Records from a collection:

____

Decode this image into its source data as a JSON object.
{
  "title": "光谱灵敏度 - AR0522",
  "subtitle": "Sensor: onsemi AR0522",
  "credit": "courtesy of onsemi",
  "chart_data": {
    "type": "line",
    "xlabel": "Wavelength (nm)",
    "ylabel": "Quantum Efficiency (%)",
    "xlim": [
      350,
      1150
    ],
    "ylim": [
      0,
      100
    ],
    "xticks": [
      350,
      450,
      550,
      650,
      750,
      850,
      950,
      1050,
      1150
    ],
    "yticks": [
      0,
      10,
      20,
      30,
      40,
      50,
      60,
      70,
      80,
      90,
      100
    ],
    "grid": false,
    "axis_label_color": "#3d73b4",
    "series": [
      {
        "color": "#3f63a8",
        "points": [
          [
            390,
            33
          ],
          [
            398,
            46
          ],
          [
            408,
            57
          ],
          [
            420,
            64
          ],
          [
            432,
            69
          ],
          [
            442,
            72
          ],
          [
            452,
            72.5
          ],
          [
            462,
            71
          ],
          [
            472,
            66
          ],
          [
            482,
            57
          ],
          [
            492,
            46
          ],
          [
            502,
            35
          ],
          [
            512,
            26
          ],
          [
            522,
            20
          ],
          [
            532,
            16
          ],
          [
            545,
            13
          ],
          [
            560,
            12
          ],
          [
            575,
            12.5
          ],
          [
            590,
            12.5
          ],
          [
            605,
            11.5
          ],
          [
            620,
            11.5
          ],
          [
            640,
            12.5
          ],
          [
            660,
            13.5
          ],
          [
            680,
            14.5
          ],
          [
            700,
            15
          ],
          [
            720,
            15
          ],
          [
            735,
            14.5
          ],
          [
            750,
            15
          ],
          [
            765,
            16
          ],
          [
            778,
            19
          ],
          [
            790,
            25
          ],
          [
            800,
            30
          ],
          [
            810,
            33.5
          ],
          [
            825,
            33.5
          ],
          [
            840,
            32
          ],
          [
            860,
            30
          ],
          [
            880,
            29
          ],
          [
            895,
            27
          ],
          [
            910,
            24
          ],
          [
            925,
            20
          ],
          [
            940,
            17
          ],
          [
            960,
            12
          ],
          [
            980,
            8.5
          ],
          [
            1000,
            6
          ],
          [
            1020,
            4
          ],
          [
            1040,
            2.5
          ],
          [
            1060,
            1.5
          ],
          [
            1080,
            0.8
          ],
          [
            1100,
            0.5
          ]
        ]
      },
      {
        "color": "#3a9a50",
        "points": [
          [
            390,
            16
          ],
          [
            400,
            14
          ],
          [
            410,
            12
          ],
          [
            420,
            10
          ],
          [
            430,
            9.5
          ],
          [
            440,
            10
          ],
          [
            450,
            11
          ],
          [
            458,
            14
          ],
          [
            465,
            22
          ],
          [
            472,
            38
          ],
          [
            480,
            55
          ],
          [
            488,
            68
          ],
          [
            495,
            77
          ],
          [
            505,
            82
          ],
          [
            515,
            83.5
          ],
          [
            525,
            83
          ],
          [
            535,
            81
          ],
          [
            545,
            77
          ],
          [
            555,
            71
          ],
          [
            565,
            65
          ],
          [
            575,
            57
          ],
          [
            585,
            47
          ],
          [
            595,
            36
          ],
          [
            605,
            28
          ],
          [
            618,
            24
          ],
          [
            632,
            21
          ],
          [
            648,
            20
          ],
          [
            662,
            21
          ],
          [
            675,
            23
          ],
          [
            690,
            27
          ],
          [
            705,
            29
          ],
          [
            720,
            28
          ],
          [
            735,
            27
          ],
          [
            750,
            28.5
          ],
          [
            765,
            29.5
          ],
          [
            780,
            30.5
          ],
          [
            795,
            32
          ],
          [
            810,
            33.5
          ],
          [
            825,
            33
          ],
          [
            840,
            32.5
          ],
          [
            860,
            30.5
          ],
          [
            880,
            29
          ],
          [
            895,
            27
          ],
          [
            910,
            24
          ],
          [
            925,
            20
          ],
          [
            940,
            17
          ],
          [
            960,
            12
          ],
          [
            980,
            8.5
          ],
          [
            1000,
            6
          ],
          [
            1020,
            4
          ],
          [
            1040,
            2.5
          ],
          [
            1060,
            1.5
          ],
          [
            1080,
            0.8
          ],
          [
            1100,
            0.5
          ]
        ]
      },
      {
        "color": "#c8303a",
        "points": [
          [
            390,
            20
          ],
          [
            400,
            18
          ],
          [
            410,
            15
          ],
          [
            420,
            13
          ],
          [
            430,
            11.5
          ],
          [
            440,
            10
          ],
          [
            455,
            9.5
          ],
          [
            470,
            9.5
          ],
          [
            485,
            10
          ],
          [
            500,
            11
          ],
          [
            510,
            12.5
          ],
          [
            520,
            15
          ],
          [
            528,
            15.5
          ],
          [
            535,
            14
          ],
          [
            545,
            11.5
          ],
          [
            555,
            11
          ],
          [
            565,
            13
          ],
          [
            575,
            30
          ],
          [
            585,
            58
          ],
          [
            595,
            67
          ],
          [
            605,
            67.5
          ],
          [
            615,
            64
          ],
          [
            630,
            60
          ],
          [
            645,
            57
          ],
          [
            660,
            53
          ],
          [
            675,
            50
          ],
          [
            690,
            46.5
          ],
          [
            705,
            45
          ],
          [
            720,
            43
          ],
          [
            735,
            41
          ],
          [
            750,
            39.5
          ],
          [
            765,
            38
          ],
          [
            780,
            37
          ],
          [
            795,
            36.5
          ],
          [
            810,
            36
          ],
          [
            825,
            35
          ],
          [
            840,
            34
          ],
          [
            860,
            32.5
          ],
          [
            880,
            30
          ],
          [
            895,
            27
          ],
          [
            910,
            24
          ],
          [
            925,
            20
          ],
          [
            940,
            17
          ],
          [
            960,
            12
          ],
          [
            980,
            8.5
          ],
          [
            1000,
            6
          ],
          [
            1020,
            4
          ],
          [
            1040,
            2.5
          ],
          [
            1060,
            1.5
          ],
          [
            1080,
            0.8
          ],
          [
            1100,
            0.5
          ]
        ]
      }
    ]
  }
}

____

- [TASK DESCRIPTION]: Please repeat the listing exactly, with nothing left out.

- [FINISHED TASK]:
Decode this image into its source data as a JSON object.
{
  "title": "光谱灵敏度 - AR0522",
  "subtitle": "Sensor: onsemi AR0522",
  "credit": "courtesy of onsemi",
  "chart_data": {
    "type": "line",
    "xlabel": "Wavelength (nm)",
    "ylabel": "Quantum Efficiency (%)",
    "xlim": [
      350,
      1150
    ],
    "ylim": [
      0,
      100
    ],
    "xticks": [
      350,
      450,
      550,
      650,
      750,
      850,
      950,
      1050,
      1150
    ],
    "yticks": [
      0,
      10,
      20,
      30,
      40,
      50,
      60,
      70,
      80,
      90,
      100
    ],
    "grid": false,
    "axis_label_color": "#3d73b4",
    "series": [
      {
        "color": "#3f63a8",
        "points": [
          [
            390,
            33
          ],
          [
            398,
            46
          ],
          [
            408,
            57
          ],
          [
            420,
            64
          ],
          [
            432,
            69
          ],
          [
            442,
            72
          ],
          [
            452,
            72.5
          ],
          [
            462,
            71
          ],
          [
            472,
            66
          ],
          [
            482,
            57
          ],
          [
            492,
            46
          ],
          [
            502,
            35
          ],
          [
            512,
            26
          ],
          [
            522,
            20
          ],
          [
            532,
            16
          ],
          [
            545,
            13
          ],
          [
            560,
            12
          ],
          [
            575,
            12.5
          ],
          [
            590,
            12.5
          ],
          [
            605,
            11.5
          ],
          [
            620,
            11.5
          ],
          [
            640,
            12.5
          ],
          [
            660,
            13.5
          ],
          [
            680,
            14.5
          ],
          [
            700,
            15
          ],
          [
            720,
            15
          ],
          [
            735,
            14.5
          ],
          [
            750,
            15
          ],
          [
            765,
            16
          ],
          [
            778,
            19
          ],
          [
            790,
            25
          ],
          [
            800,
            30
          ],
          [
            810,
            33.5
          ],
          [
            825,
            33.5
          ],
          [
            840,
            32
          ],
          [
            860,
            30
          ],
          [
            880,
            29
          ],
          [
            895,
            27
          ],
          [
            910,
            24
          ],
          [
            925,
            20
          ],
          [
            940,
            17
          ],
          [
            960,
            12
          ],
          [
            980,
            8.5
          ],
          [
            1000,
            6
          ],
          [
            1020,
            4
          ],
          [
            1040,
            2.5
          ],
          [
            1060,
            1.5
          ],
          [
            1080,
            0.8
          ],
          [
            1100,
            0.5
          ]
        ]
      },
      {
        "color": "#3a9a50",
        "points": [
          [
            390,
            16
          ],
          [
            400,
            14
          ],
          [
            410,
            12
          ],
          [
            420,
            10
          ],
          [
            430,
            9.5
          ],
          [
            440,
            10
          ],
          [
            450,
            11
          ],
          [
            458,
            14
          ],
          [
            465,
            22
          ],
          [
            472,
            38
          ],
          [
            480,
            55
          ],
          [
            488,
            68
          ],
          [
            495,
            77
          ],
          [
            505,
            82
          ],
          [
            515,
            83.5
          ],
          [
            525,
            83
          ],
          [
            535,
            81
          ],
          [
            545,
            77
          ],
          [
            555,
            71
          ],
          [
            565,
            65
          ],
          [
            575,
            57
          ],
          [
            585,
            47
          ],
          [
            595,
            36
          ],
          [
            605,
            28
          ],
          [
            618,
            24
          ],
          [
            632,
            21
          ],
          [
            648,
            20
          ],
          [
            662,
            21
          ],
          [
            675,
            23
          ],
          [
            690,
            27
          ],
          [
            705,
            29
          ],
          [
            720,
            28
          ],
          [
            735,
            27
          ],
          [
            750,
            28.5
          ],
          [
            765,
            29.5
          ],
          [
            780,
            30.5
          ],
          [
            795,
            32
          ],
          [
            810,
            33.5
          ],
          [
            825,
            33
          ],
          [
            840,
            32.5
          ],
          [
            860,
            30.5
          ],
          [
            880,
            29
          ],
          [
            895,
            27
          ],
          [
            910,
            24
          ],
          [
            925,
            20
          ],
          [
            940,
            17
          ],
          [
            960,
            12
          ],
          [
            980,
            8.5
          ],
          [
            1000,
            6
          ],
          [
            1020,
            4
          ],
          [
            1040,
            2.5
          ],
          [
            1060,
            1.5
          ],
          [
            1080,
            0.8
          ],
          [
            1100,
            0.5
          ]
        ]
      },
      {
        "color": "#c8303a",
        "points": [
          [
            390,
            20
          ],
          [
            400,
            18
          ],
          [
            410,
            15
          ],
          [
            420,
            13
          ],
          [
            430,
            11.5
          ],
          [
            440,
            10
          ],
          [
            455,
            9.5
          ],
          [
            470,
            9.5
          ],
          [
            485,
            10
          ],
          [
            500,
            11
          ],
          [
            510,
            12.5
          ],
          [
            520,
            15
          ],
          [
            528,
            15.5
          ],
          [
            535,
            14
          ],
          [
            545,
            11.5
          ],
          [
            555,
            11
          ],
          [
            565,
            13
          ],
          [
            575,
            30
          ],
          [
            585,
            58
          ],
          [
            595,
            67
          ],
          [
            605,
            67.5
          ],
          [
            615,
            64
          ],
          [
            630,
            60
          ],
          [
            645,
            57
          ],
          [
            660,
            53
          ],
          [
            675,
            50
          ],
          [
            690,
            46.5
          ],
          [
            705,
            45
          ],
          [
            720,
            43
          ],
          [
            735,
            41
          ],
          [
            750,
            39.5
          ],
          [
            765,
            38
          ],
          [
            780,
            37
          ],
          [
            795,
            36.5
          ],
          [
            810,
            36
          ],
          [
            825,
            35
          ],
          [
            840,
            34
          ],
          [
            860,
            32.5
          ],
          [
            880,
            30
          ],
          [
            895,
            27
          ],
          [
            910,
            24
          ],
          [
            925,
            20
          ],
          [
            940,
            17
          ],
          [
            960,
            12
          ],
          [
            980,
            8.5
          ],
          [
            1000,
            6
          ],
          [
            1020,
            4
          ],
          [
            1040,
            2.5
          ],
          [
            1060,
            1.5
          ],
          [
            1080,
            0.8
          ],
          [
            1100,
            0.5
          ]
        ]
      }
    ]
  }
}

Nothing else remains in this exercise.